**Your instructions**.
Pull every line containing the word "MnFe" from the records.

**Provided material**.
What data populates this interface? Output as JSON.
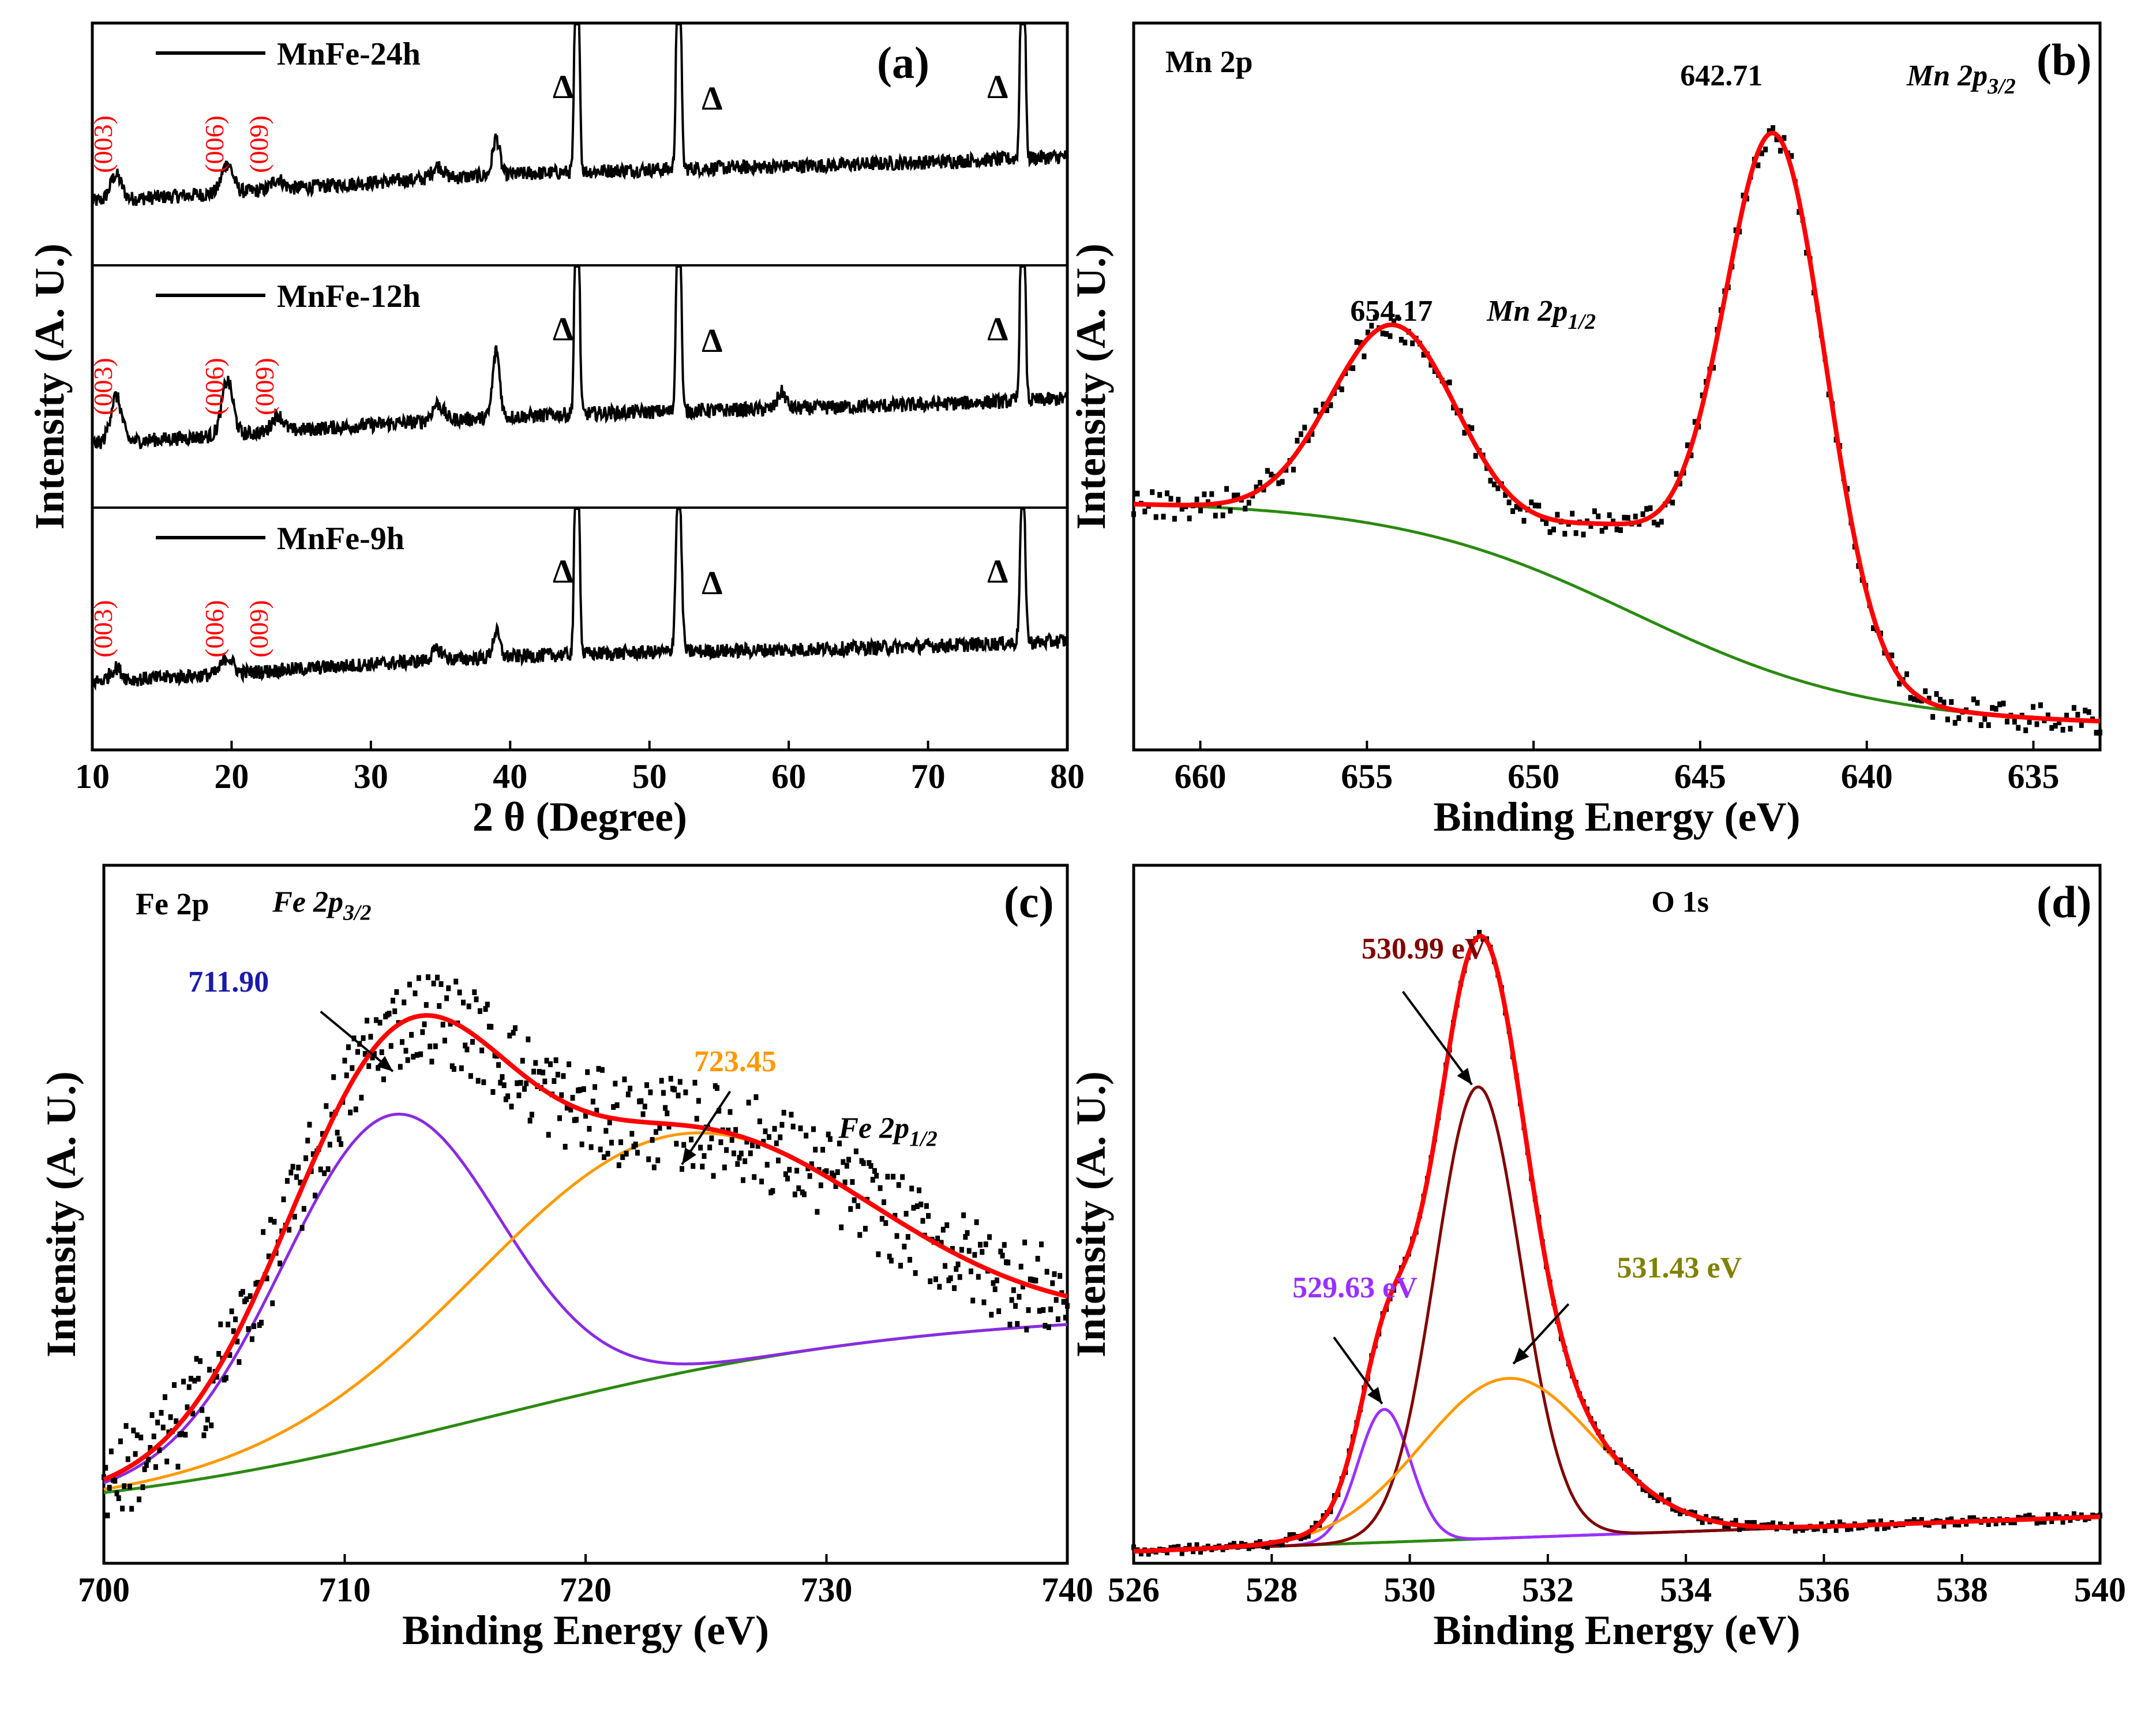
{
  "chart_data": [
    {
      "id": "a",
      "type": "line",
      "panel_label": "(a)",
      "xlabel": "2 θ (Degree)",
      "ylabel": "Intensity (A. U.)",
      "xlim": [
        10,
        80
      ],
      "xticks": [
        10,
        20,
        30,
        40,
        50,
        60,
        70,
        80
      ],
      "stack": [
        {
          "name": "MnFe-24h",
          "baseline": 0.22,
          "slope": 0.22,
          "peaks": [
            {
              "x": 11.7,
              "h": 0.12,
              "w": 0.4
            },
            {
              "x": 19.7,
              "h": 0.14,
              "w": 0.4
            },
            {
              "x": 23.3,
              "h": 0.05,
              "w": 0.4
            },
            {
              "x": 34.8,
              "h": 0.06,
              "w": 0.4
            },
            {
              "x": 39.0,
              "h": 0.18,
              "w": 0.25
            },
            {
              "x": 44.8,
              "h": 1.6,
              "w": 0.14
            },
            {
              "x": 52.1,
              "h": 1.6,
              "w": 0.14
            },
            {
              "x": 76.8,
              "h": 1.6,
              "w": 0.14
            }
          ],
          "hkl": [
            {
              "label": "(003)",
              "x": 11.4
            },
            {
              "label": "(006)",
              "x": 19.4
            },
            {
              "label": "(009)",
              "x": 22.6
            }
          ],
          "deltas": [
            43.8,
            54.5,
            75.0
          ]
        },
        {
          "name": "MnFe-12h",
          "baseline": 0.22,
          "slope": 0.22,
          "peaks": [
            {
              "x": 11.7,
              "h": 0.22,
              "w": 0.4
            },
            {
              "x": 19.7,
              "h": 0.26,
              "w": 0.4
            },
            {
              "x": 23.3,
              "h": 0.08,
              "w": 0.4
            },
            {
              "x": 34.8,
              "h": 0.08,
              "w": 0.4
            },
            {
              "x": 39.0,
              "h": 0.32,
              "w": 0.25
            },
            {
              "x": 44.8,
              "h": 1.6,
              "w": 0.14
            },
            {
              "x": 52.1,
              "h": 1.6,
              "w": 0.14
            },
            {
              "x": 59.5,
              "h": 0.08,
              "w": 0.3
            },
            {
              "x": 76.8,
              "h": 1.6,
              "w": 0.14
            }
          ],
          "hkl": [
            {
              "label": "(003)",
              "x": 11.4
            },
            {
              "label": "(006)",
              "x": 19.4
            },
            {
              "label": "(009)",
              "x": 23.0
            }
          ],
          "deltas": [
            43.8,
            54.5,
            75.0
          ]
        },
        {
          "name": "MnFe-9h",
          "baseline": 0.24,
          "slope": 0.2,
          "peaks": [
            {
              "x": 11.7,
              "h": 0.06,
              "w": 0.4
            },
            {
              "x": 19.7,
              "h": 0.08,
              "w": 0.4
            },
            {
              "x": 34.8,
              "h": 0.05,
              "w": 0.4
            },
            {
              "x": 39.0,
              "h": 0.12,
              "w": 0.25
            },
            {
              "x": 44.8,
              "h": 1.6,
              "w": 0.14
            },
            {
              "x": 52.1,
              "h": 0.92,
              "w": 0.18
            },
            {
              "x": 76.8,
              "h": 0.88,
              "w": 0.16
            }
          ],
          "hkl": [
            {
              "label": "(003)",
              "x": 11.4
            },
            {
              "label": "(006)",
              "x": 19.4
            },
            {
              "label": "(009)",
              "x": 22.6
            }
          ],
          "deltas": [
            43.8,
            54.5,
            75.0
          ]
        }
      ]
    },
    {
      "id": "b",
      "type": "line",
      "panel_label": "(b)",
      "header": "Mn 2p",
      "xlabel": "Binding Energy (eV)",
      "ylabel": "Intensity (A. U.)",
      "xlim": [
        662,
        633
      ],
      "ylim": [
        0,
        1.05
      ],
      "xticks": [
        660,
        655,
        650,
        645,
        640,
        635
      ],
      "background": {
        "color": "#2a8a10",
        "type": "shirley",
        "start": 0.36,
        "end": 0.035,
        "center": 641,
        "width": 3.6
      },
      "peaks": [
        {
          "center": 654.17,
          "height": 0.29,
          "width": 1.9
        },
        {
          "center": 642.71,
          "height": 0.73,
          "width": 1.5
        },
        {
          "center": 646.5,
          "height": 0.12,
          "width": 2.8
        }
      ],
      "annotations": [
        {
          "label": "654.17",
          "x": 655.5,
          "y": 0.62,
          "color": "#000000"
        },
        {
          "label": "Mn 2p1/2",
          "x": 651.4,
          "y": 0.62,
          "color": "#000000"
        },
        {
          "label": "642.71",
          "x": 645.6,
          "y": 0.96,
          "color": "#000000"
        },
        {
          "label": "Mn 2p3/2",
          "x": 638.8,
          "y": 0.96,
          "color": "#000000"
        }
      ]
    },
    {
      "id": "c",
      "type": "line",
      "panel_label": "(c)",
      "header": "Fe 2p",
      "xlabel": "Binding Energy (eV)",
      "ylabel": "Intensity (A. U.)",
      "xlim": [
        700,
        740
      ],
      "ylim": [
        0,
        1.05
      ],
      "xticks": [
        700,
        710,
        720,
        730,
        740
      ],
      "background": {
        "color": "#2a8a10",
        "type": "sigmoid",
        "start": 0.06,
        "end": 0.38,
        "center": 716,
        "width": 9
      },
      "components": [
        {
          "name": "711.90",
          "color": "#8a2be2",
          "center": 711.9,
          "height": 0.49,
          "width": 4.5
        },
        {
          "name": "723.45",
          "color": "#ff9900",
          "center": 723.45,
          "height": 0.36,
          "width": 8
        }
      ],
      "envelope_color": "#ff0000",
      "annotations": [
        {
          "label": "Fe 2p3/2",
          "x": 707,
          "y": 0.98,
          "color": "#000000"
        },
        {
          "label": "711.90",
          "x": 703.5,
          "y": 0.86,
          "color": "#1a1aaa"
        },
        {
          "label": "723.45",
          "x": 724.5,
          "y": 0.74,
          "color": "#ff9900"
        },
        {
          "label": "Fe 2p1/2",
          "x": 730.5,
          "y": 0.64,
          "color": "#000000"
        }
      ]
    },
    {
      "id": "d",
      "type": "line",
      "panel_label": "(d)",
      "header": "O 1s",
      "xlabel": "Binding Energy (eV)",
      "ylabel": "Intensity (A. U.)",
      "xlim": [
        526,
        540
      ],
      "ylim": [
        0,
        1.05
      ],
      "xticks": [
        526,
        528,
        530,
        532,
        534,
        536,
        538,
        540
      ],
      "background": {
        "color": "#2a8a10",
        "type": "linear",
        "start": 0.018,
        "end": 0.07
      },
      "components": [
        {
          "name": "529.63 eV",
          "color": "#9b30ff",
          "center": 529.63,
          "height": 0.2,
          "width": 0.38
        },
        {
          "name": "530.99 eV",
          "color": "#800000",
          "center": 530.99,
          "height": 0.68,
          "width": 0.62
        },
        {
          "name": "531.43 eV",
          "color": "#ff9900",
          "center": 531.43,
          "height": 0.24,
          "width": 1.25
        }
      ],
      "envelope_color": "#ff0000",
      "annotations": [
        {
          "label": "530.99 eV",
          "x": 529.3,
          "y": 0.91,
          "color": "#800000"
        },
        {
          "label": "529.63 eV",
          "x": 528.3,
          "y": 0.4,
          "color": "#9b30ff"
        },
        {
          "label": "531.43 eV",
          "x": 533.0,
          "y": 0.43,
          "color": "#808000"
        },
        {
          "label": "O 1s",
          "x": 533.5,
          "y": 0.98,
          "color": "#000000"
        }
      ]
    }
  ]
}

**Response**.
          "name": "MnFe-24h",
          "name": "MnFe-12h",
          "name": "MnFe-9h",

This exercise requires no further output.